▶ **Problem to solve**: Transcribe the material in full. Nothing should differ except that the pictures are left out.

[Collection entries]

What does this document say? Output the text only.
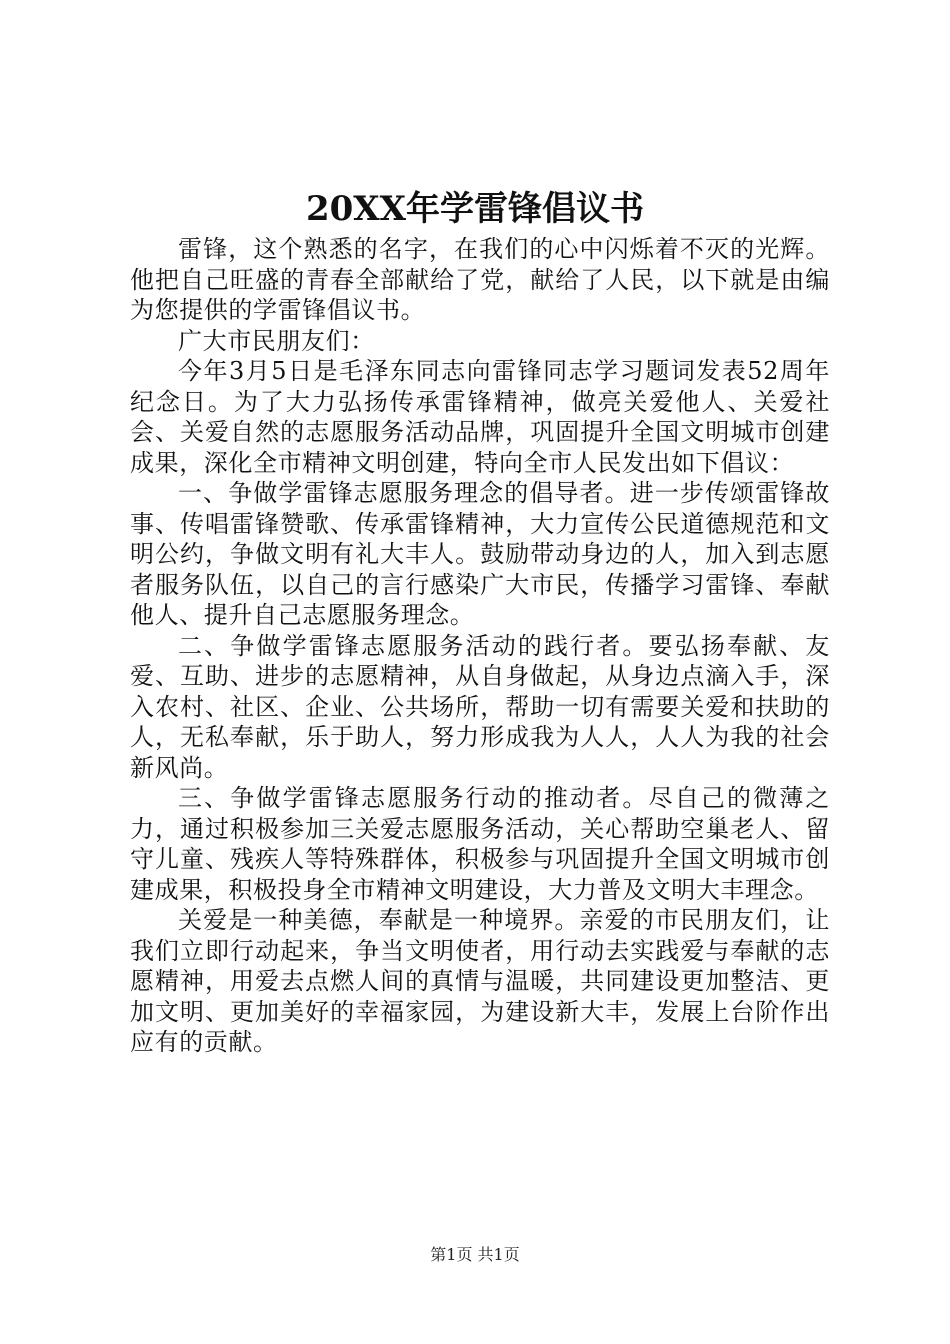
20XX年学雷锋倡议书

雷锋，这个熟悉的名字，在我们的心中闪烁着不灭的光辉。他把自己旺盛的青春全部献给了党，献给了人民，以下就是由编为您提供的学雷锋倡议书。

广大市民朋友们：

今年3月5日是毛泽东同志向雷锋同志学习题词发表52周年纪念日。为了大力弘扬传承雷锋精神，做亮关爱他人、关爱社会、关爱自然的志愿服务活动品牌，巩固提升全国文明城市创建成果，深化全市精神文明创建，特向全市人民发出如下倡议：

一、争做学雷锋志愿服务理念的倡导者。进一步传颂雷锋故事、传唱雷锋赞歌、传承雷锋精神，大力宣传公民道德规范和文明公约，争做文明有礼大丰人。鼓励带动身边的人，加入到志愿者服务队伍，以自己的言行感染广大市民，传播学习雷锋、奉献他人、提升自己志愿服务理念。

二、争做学雷锋志愿服务活动的践行者。要弘扬奉献、友爱、互助、进步的志愿精神，从自身做起，从身边点滴入手，深入农村、社区、企业、公共场所，帮助一切有需要关爱和扶助的人，无私奉献，乐于助人，努力形成我为人人，人人为我的社会新风尚。

三、争做学雷锋志愿服务行动的推动者。尽自己的微薄之力，通过积极参加三关爱志愿服务活动，关心帮助空巢老人、留守儿童、残疾人等特殊群体，积极参与巩固提升全国文明城市创建成果，积极投身全市精神文明建设，大力普及文明大丰理念。

关爱是一种美德，奉献是一种境界。亲爱的市民朋友们，让我们立即行动起来，争当文明使者，用行动去实践爱与奉献的志愿精神，用爱去点燃人间的真情与温暖，共同建设更加整洁、更加文明、更加美好的幸福家园，为建设新大丰，发展上台阶作出应有的贡献。

第1页 共1页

▶ **Exercise answer**:
What does this document say? Output the text only.
20XX年学雷锋倡议书

雷锋，这个熟悉的名字，在我们的心中闪烁着不灭的光辉。他把自己旺盛的青春全部献给了党，献给了人民，以下就是由编为您提供的学雷锋倡议书。

广大市民朋友们：

今年3月5日是毛泽东同志向雷锋同志学习题词发表52周年纪念日。为了大力弘扬传承雷锋精神，做亮关爱他人、关爱社会、关爱自然的志愿服务活动品牌，巩固提升全国文明城市创建成果，深化全市精神文明创建，特向全市人民发出如下倡议：

一、争做学雷锋志愿服务理念的倡导者。进一步传颂雷锋故事、传唱雷锋赞歌、传承雷锋精神，大力宣传公民道德规范和文明公约，争做文明有礼大丰人。鼓励带动身边的人，加入到志愿者服务队伍，以自己的言行感染广大市民，传播学习雷锋、奉献他人、提升自己志愿服务理念。

二、争做学雷锋志愿服务活动的践行者。要弘扬奉献、友爱、互助、进步的志愿精神，从自身做起，从身边点滴入手，深入农村、社区、企业、公共场所，帮助一切有需要关爱和扶助的人，无私奉献，乐于助人，努力形成我为人人，人人为我的社会新风尚。

三、争做学雷锋志愿服务行动的推动者。尽自己的微薄之力，通过积极参加三关爱志愿服务活动，关心帮助空巢老人、留守儿童、残疾人等特殊群体，积极参与巩固提升全国文明城市创建成果，积极投身全市精神文明建设，大力普及文明大丰理念。

关爱是一种美德，奉献是一种境界。亲爱的市民朋友们，让我们立即行动起来，争当文明使者，用行动去实践爱与奉献的志愿精神，用爱去点燃人间的真情与温暖，共同建设更加整洁、更加文明、更加美好的幸福家园，为建设新大丰，发展上台阶作出应有的贡献。

第1页 共1页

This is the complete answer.